Your goal: Copy all lines of the listing that include the string "Standard".

Figure record extracts:
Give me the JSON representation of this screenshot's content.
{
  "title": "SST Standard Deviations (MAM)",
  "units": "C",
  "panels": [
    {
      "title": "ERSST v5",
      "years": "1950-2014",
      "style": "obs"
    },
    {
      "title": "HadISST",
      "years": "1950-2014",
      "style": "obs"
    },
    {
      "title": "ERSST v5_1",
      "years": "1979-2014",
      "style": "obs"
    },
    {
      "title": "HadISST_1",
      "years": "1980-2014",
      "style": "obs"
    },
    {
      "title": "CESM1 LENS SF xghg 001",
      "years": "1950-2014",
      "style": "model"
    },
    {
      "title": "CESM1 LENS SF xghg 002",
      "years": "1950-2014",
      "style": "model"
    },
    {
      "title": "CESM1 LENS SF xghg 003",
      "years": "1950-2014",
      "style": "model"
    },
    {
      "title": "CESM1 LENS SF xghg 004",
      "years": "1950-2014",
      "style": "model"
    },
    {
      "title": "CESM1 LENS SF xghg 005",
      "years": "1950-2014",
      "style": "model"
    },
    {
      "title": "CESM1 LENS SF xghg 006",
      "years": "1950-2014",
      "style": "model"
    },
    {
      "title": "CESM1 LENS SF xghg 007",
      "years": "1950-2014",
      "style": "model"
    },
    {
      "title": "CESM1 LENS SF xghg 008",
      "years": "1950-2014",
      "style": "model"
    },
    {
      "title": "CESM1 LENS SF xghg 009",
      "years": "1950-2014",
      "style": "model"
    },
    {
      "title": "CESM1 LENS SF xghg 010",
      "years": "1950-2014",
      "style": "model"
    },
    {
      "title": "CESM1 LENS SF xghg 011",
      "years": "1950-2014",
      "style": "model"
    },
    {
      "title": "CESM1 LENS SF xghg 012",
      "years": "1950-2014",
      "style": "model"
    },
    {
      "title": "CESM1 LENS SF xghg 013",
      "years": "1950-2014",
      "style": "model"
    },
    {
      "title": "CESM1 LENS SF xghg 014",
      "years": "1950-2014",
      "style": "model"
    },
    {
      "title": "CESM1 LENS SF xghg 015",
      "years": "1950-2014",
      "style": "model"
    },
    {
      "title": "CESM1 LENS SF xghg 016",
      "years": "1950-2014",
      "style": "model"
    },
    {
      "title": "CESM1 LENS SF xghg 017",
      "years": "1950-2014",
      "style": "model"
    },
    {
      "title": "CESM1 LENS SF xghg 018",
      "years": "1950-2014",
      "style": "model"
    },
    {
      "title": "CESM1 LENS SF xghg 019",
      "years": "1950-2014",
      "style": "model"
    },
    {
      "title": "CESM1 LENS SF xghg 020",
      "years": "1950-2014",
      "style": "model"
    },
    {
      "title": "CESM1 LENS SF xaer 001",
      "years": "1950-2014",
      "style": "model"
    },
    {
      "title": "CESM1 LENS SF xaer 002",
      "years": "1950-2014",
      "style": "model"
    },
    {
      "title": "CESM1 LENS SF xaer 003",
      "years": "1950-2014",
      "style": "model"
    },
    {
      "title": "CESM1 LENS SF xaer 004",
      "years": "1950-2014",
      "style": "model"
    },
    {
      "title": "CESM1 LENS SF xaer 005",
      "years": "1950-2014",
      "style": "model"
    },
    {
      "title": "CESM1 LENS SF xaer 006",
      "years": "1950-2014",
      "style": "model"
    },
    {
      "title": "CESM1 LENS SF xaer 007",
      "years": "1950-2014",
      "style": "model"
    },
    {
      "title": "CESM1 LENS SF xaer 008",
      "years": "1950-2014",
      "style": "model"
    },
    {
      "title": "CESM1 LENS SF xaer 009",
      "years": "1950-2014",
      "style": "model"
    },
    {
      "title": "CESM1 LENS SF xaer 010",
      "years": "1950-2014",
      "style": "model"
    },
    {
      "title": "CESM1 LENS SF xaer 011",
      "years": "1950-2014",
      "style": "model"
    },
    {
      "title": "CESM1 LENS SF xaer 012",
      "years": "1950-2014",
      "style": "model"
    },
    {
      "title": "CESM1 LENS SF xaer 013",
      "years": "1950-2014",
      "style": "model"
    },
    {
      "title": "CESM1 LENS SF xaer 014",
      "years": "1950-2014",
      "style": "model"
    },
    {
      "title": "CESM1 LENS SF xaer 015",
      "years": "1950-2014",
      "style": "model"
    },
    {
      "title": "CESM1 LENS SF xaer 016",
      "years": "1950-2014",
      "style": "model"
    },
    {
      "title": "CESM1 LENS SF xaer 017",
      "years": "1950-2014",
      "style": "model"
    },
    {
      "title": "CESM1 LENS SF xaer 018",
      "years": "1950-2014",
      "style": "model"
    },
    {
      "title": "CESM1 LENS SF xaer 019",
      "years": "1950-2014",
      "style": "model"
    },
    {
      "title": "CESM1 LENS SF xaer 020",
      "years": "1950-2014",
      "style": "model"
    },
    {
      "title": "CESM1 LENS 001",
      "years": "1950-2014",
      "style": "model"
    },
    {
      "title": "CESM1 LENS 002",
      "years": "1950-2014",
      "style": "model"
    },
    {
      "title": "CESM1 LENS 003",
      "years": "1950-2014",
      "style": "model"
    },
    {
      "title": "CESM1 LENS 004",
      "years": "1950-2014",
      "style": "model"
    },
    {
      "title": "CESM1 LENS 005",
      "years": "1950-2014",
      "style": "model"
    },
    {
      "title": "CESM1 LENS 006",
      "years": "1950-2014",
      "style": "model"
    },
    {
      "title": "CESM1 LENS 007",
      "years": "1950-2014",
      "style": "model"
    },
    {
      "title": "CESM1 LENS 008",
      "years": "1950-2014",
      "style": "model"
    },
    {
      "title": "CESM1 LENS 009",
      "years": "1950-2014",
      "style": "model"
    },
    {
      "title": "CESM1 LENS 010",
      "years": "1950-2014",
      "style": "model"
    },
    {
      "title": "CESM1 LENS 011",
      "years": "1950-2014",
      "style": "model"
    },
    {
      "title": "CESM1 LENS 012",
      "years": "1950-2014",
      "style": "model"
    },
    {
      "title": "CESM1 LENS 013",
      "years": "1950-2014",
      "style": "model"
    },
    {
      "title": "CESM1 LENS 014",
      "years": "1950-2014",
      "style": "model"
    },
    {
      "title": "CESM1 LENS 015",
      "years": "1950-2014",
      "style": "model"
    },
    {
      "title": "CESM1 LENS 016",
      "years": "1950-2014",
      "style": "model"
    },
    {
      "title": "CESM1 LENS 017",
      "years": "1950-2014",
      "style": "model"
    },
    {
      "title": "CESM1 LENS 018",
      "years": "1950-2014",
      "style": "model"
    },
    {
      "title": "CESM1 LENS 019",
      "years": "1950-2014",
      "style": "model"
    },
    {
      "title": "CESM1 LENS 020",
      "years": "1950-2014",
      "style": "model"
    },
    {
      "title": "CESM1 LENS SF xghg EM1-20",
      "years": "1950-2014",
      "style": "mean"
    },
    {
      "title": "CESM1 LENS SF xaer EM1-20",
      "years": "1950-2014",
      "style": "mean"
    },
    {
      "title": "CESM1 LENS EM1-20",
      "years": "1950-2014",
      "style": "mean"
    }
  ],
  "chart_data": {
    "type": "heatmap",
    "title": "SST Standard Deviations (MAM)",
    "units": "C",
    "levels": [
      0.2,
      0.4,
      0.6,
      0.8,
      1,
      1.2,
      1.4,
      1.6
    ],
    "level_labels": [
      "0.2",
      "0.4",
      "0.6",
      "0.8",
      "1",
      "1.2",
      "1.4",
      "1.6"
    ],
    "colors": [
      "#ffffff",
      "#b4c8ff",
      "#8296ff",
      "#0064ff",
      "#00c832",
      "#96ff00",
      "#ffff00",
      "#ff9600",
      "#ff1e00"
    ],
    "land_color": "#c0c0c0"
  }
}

Exercise result:
  "title": "SST Standard Deviations (MAM)",
    "title": "SST Standard Deviations (MAM)",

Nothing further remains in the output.